▶ Data extract
——

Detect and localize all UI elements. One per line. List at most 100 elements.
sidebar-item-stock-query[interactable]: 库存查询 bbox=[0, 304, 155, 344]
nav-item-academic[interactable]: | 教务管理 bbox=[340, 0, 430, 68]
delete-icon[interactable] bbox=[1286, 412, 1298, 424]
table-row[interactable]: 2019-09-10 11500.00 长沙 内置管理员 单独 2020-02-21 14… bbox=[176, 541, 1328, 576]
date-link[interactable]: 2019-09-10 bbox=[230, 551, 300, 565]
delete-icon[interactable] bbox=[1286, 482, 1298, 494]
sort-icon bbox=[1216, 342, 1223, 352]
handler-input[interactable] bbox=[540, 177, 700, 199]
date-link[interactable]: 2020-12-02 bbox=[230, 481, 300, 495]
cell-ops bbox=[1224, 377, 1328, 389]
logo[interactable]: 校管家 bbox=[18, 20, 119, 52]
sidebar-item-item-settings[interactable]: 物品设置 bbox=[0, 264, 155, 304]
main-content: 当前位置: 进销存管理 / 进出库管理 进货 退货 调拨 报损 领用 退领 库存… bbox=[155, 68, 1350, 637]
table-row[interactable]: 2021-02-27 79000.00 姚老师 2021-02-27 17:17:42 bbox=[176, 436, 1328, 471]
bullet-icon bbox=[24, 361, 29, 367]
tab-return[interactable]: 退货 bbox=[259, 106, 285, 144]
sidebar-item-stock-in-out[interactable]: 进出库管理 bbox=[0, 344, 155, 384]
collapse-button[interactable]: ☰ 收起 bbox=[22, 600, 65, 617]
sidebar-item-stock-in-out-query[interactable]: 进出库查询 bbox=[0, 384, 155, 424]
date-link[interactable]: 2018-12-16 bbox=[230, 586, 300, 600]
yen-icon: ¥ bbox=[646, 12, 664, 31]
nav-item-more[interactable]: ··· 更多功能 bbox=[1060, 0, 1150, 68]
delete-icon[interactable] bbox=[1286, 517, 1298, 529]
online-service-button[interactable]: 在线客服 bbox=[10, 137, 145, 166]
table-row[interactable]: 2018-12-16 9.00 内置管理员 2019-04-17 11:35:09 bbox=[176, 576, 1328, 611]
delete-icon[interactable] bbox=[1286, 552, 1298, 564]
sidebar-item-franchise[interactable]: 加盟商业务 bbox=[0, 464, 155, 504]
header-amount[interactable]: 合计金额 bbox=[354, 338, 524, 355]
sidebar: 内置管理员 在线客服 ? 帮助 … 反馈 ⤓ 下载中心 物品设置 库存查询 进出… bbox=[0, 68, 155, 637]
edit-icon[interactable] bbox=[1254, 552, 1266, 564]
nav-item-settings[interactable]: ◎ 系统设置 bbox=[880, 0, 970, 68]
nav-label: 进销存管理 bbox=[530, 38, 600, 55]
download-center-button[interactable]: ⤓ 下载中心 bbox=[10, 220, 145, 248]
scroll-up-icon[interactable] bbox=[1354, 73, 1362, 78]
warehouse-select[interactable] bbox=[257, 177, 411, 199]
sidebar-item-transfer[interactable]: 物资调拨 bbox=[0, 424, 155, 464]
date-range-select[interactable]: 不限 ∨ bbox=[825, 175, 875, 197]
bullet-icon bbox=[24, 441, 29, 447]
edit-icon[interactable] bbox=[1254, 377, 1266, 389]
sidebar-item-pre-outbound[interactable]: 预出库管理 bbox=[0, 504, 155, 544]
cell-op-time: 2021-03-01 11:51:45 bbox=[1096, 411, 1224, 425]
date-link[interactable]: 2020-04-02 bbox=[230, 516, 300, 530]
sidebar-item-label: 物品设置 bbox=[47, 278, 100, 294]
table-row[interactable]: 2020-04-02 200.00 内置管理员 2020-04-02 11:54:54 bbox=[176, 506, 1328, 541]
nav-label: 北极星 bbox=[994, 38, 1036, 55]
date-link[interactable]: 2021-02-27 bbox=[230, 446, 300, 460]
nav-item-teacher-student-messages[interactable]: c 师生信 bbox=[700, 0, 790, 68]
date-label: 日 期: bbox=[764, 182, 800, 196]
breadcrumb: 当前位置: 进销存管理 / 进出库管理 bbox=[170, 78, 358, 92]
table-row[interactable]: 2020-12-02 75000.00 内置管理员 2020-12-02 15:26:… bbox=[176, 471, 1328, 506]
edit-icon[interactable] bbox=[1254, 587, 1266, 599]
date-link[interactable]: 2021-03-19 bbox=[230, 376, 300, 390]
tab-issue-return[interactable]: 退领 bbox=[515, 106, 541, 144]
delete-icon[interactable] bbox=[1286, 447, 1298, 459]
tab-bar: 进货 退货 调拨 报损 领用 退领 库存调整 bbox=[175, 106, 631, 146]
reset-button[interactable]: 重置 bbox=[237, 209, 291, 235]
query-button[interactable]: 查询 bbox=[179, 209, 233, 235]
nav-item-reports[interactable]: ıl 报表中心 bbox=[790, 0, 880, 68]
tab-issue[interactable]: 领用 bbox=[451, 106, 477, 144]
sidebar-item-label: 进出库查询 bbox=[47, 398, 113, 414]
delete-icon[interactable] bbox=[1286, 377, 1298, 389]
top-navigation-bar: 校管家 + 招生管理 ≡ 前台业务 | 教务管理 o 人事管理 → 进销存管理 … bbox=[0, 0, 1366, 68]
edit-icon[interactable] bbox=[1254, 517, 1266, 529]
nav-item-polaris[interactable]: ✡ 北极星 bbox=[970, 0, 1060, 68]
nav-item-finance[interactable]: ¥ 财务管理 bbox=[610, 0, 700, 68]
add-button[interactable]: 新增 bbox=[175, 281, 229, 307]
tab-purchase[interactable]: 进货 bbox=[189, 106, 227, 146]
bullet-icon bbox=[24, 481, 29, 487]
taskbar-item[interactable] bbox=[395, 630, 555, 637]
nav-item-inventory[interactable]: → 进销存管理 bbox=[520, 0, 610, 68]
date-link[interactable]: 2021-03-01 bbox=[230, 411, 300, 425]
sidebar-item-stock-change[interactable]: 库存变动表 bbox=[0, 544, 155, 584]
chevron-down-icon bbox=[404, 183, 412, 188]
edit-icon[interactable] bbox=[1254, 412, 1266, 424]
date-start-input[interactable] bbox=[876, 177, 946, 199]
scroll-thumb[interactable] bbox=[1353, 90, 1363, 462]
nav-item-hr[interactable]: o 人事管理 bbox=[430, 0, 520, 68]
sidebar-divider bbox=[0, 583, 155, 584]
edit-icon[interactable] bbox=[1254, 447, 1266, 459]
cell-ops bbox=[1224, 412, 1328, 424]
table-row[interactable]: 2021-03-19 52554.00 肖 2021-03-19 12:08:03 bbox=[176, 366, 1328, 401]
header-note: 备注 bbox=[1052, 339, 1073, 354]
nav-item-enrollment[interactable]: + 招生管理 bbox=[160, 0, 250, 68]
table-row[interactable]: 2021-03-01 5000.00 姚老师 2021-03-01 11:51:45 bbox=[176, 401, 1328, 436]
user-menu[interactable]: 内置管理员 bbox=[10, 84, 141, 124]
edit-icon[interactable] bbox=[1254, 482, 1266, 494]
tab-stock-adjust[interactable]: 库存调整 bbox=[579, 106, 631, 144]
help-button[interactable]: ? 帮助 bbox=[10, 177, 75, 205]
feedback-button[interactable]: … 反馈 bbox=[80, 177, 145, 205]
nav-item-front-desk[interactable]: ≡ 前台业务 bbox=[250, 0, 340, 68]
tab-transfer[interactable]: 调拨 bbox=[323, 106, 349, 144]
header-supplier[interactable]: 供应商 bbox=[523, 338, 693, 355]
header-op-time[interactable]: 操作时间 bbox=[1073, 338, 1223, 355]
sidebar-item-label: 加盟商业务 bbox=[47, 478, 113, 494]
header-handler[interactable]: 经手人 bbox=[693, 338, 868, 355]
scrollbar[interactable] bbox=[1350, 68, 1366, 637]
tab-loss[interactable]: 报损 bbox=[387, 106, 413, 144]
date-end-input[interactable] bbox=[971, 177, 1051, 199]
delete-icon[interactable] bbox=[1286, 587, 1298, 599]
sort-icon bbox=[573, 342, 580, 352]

——

▶ Exercise goal
Print the records exactly, from the start through the line containing "delete-icon[interactable] bbox=[1286, 552, 1298, 564]", with both ends included.

▶ Task output
Detect and localize all UI elements. One per line. List at most 100 elements.
sidebar-item-stock-query[interactable]: 库存查询 bbox=[0, 304, 155, 344]
nav-item-academic[interactable]: | 教务管理 bbox=[340, 0, 430, 68]
delete-icon[interactable] bbox=[1286, 412, 1298, 424]
table-row[interactable]: 2019-09-10 11500.00 长沙 内置管理员 单独 2020-02-21 14… bbox=[176, 541, 1328, 576]
date-link[interactable]: 2019-09-10 bbox=[230, 551, 300, 565]
delete-icon[interactable] bbox=[1286, 482, 1298, 494]
sort-icon bbox=[1216, 342, 1223, 352]
handler-input[interactable] bbox=[540, 177, 700, 199]
date-link[interactable]: 2020-12-02 bbox=[230, 481, 300, 495]
cell-ops bbox=[1224, 377, 1328, 389]
logo[interactable]: 校管家 bbox=[18, 20, 119, 52]
sidebar-item-item-settings[interactable]: 物品设置 bbox=[0, 264, 155, 304]
main-content: 当前位置: 进销存管理 / 进出库管理 进货 退货 调拨 报损 领用 退领 库存… bbox=[155, 68, 1350, 637]
table-row[interactable]: 2021-02-27 79000.00 姚老师 2021-02-27 17:17:42 bbox=[176, 436, 1328, 471]
bullet-icon bbox=[24, 361, 29, 367]
tab-return[interactable]: 退货 bbox=[259, 106, 285, 144]
sidebar-item-stock-in-out[interactable]: 进出库管理 bbox=[0, 344, 155, 384]
collapse-button[interactable]: ☰ 收起 bbox=[22, 600, 65, 617]
sidebar-item-stock-in-out-query[interactable]: 进出库查询 bbox=[0, 384, 155, 424]
date-link[interactable]: 2018-12-16 bbox=[230, 586, 300, 600]
yen-icon: ¥ bbox=[646, 12, 664, 31]
nav-item-more[interactable]: ··· 更多功能 bbox=[1060, 0, 1150, 68]
delete-icon[interactable] bbox=[1286, 517, 1298, 529]
online-service-button[interactable]: 在线客服 bbox=[10, 137, 145, 166]
table-row[interactable]: 2018-12-16 9.00 内置管理员 2019-04-17 11:35:09 bbox=[176, 576, 1328, 611]
delete-icon[interactable] bbox=[1286, 552, 1298, 564]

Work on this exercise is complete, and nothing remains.